*WORK REQUIRED*.
Give back the lines below exactly, but do not include any pictures.

*RECORDS FOR THIS EXERCISE*.
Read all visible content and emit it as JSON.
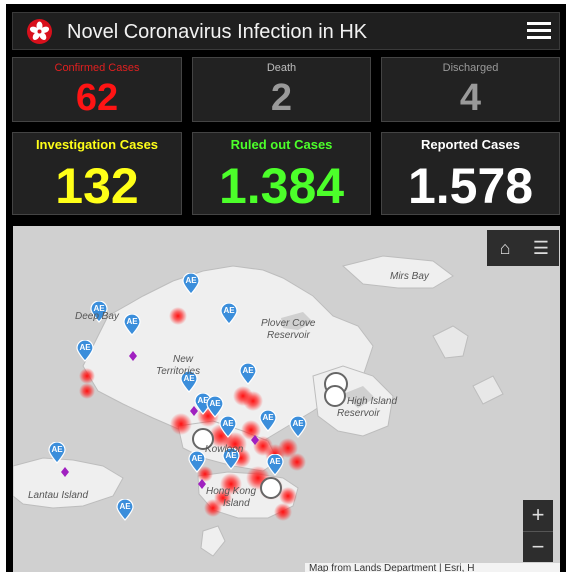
{
  "header": {
    "title": "Novel Coronavirus Infection in HK",
    "logo_icon": "hk-bauhinia-icon",
    "menu_icon": "hamburger-menu-icon"
  },
  "stats_small": [
    {
      "label": "Confirmed Cases",
      "value": "62",
      "color": "#ff1414",
      "label_color": "#e02020"
    },
    {
      "label": "Death",
      "value": "2",
      "color": "#9a9a9a",
      "label_color": "#bdbdbd"
    },
    {
      "label": "Discharged",
      "value": "4",
      "color": "#9a9a9a",
      "label_color": "#9a9a9a"
    }
  ],
  "stats_big": [
    {
      "label": "Investigation Cases",
      "value": "132",
      "color": "#ffff18",
      "label_color": "#ffff18"
    },
    {
      "label": "Ruled out Cases",
      "value": "1.384",
      "color": "#4cff2a",
      "label_color": "#4cff2a"
    },
    {
      "label": "Reported Cases",
      "value": "1.578",
      "color": "#ffffff",
      "label_color": "#ffffff"
    }
  ],
  "map": {
    "place_labels": [
      "Mirs Bay",
      "Deep Bay",
      "Plover Cove",
      "Reservoir",
      "New",
      "Territories",
      "High Island",
      "Reservoir",
      "Lantau Island",
      "Kowloon",
      "Hong Kong",
      "Island"
    ],
    "marker_label": "AE",
    "buttons": {
      "home_icon": "home-icon",
      "list_icon": "list-icon",
      "zoom_in": "+",
      "zoom_out": "−"
    },
    "attribution": "Map from Lands Department | Esri, H",
    "colors": {
      "ae_marker": "#3b8edb",
      "hotspot": "#ff2020",
      "clinic_marker": "#a020c0"
    }
  }
}
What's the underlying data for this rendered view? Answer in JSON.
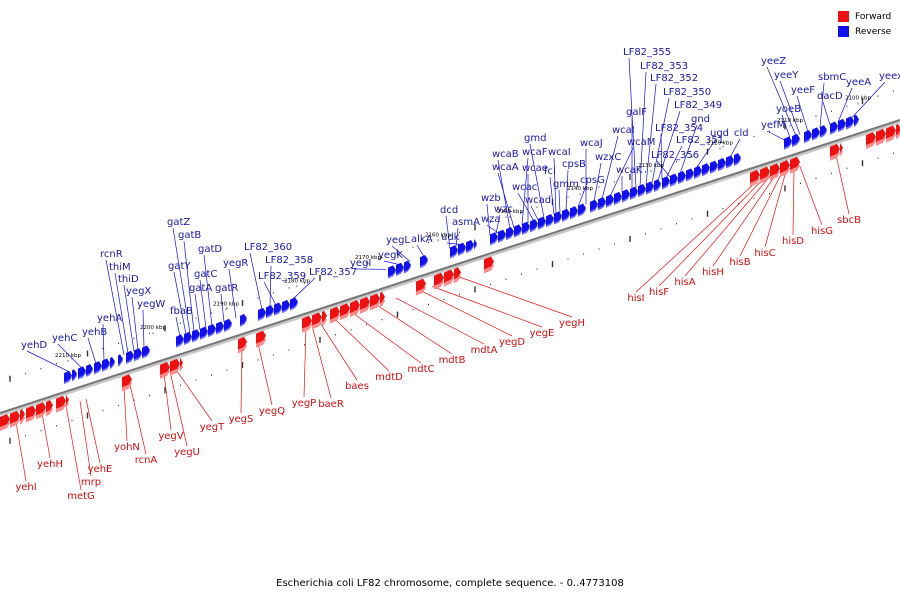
{
  "legend": {
    "forward_label": "Forward",
    "reverse_label": "Reverse",
    "forward_color": "#ee1111",
    "reverse_color": "#1111ee"
  },
  "caption": "Escherichia coli LF82 chromosome, complete sequence. - 0..4773108",
  "map": {
    "kbp_ticks": [
      "2210 kbp",
      "2200 kbp",
      "2190 kbp",
      "2180 kbp",
      "2170 kbp",
      "2160 kbp",
      "2150 kbp",
      "2140 kbp",
      "2130 kbp",
      "2120 kbp",
      "2110 kbp",
      "2100 kbp"
    ],
    "reverse_genes": [
      "yehD",
      "yehC",
      "yehB",
      "yehA",
      "rcnR",
      "thiM",
      "thiD",
      "yegX",
      "yegW",
      "fbaB",
      "gatY",
      "gatZ",
      "gatB",
      "gatA",
      "gatC",
      "gatD",
      "gatR",
      "yegR",
      "LF82_360",
      "LF82_358",
      "LF82_359",
      "LF82_357",
      "yegI",
      "yegK",
      "yegL",
      "alkA",
      "dcd",
      "asmA",
      "udk",
      "wzb",
      "wzc",
      "wza",
      "wcaB",
      "wcaA",
      "wcaF",
      "wcae",
      "wcac",
      "wcad",
      "gmd",
      "fcl",
      "wcaI",
      "gmm",
      "cpsB",
      "cpsG",
      "wcaJ",
      "wzxC",
      "wcaI",
      "wcaM",
      "wcaK",
      "galF",
      "LF82_355",
      "LF82_353",
      "LF82_352",
      "LF82_350",
      "LF82_349",
      "LF82_354",
      "LF82_351",
      "LF82_356",
      "gnd",
      "ugd",
      "cld",
      "yefM",
      "yoeB",
      "yeeZ",
      "yeeY",
      "yeeF",
      "sbmC",
      "dacD",
      "yeeA",
      "yeex"
    ],
    "forward_genes": [
      "yehI",
      "yehH",
      "metG",
      "mrp",
      "yehE",
      "yohN",
      "rcnA",
      "yegV",
      "yegU",
      "yegT",
      "yegS",
      "yegQ",
      "yegP",
      "baeR",
      "baes",
      "mdtD",
      "mdtC",
      "mdtB",
      "mdtA",
      "yegD",
      "yegE",
      "yegH",
      "hisI",
      "hisF",
      "hisA",
      "hisH",
      "hisB",
      "hisC",
      "hisD",
      "hisG",
      "sbcB"
    ]
  }
}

*EXERCISE OUTPUT*.
Read all visible content and emit it as JSON.
{
  "header": {
    "title": "Novel Coronavirus Infection in HK",
    "logo_icon": "hk-bauhinia-icon",
    "menu_icon": "hamburger-menu-icon"
  },
  "stats_small": [
    {
      "label": "Confirmed Cases",
      "value": "62",
      "color": "#ff1414",
      "label_color": "#e02020"
    },
    {
      "label": "Death",
      "value": "2",
      "color": "#9a9a9a",
      "label_color": "#bdbdbd"
    },
    {
      "label": "Discharged",
      "value": "4",
      "color": "#9a9a9a",
      "label_color": "#9a9a9a"
    }
  ],
  "stats_big": [
    {
      "label": "Investigation Cases",
      "value": "132",
      "color": "#ffff18",
      "label_color": "#ffff18"
    },
    {
      "label": "Ruled out Cases",
      "value": "1.384",
      "color": "#4cff2a",
      "label_color": "#4cff2a"
    },
    {
      "label": "Reported Cases",
      "value": "1.578",
      "color": "#ffffff",
      "label_color": "#ffffff"
    }
  ],
  "map": {
    "place_labels": [
      "Mirs Bay",
      "Deep Bay",
      "Plover Cove",
      "Reservoir",
      "New",
      "Territories",
      "High Island",
      "Reservoir",
      "Lantau Island",
      "Kowloon",
      "Hong Kong",
      "Island"
    ],
    "marker_label": "AE",
    "buttons": {
      "home_icon": "home-icon",
      "list_icon": "list-icon",
      "zoom_in": "+",
      "zoom_out": "−"
    },
    "attribution": "Map from Lands Department | Esri, H",
    "colors": {
      "ae_marker": "#3b8edb",
      "hotspot": "#ff2020",
      "clinic_marker": "#a020c0"
    }
  }
}
What's the underlying data for this rendered view? Answer in JSON.
{
  "legend": {
    "forward_label": "Forward",
    "reverse_label": "Reverse",
    "forward_color": "#ee1111",
    "reverse_color": "#1111ee"
  },
  "caption": "Escherichia coli LF82 chromosome, complete sequence. - 0..4773108",
  "map": {
    "kbp_ticks": [
      "2210 kbp",
      "2200 kbp",
      "2190 kbp",
      "2180 kbp",
      "2170 kbp",
      "2160 kbp",
      "2150 kbp",
      "2140 kbp",
      "2130 kbp",
      "2120 kbp",
      "2110 kbp",
      "2100 kbp"
    ],
    "reverse_genes": [
      "yehD",
      "yehC",
      "yehB",
      "yehA",
      "rcnR",
      "thiM",
      "thiD",
      "yegX",
      "yegW",
      "fbaB",
      "gatY",
      "gatZ",
      "gatB",
      "gatA",
      "gatC",
      "gatD",
      "gatR",
      "yegR",
      "LF82_360",
      "LF82_358",
      "LF82_359",
      "LF82_357",
      "yegI",
      "yegK",
      "yegL",
      "alkA",
      "dcd",
      "asmA",
      "udk",
      "wzb",
      "wzc",
      "wza",
      "wcaB",
      "wcaA",
      "wcaF",
      "wcae",
      "wcac",
      "wcad",
      "gmd",
      "fcl",
      "wcaI",
      "gmm",
      "cpsB",
      "cpsG",
      "wcaJ",
      "wzxC",
      "wcaI",
      "wcaM",
      "wcaK",
      "galF",
      "LF82_355",
      "LF82_353",
      "LF82_352",
      "LF82_350",
      "LF82_349",
      "LF82_354",
      "LF82_351",
      "LF82_356",
      "gnd",
      "ugd",
      "cld",
      "yefM",
      "yoeB",
      "yeeZ",
      "yeeY",
      "yeeF",
      "sbmC",
      "dacD",
      "yeeA",
      "yeex"
    ],
    "forward_genes": [
      "yehI",
      "yehH",
      "metG",
      "mrp",
      "yehE",
      "yohN",
      "rcnA",
      "yegV",
      "yegU",
      "yegT",
      "yegS",
      "yegQ",
      "yegP",
      "baeR",
      "baes",
      "mdtD",
      "mdtC",
      "mdtB",
      "mdtA",
      "yegD",
      "yegE",
      "yegH",
      "hisI",
      "hisF",
      "hisA",
      "hisH",
      "hisB",
      "hisC",
      "hisD",
      "hisG",
      "sbcB"
    ]
  }
}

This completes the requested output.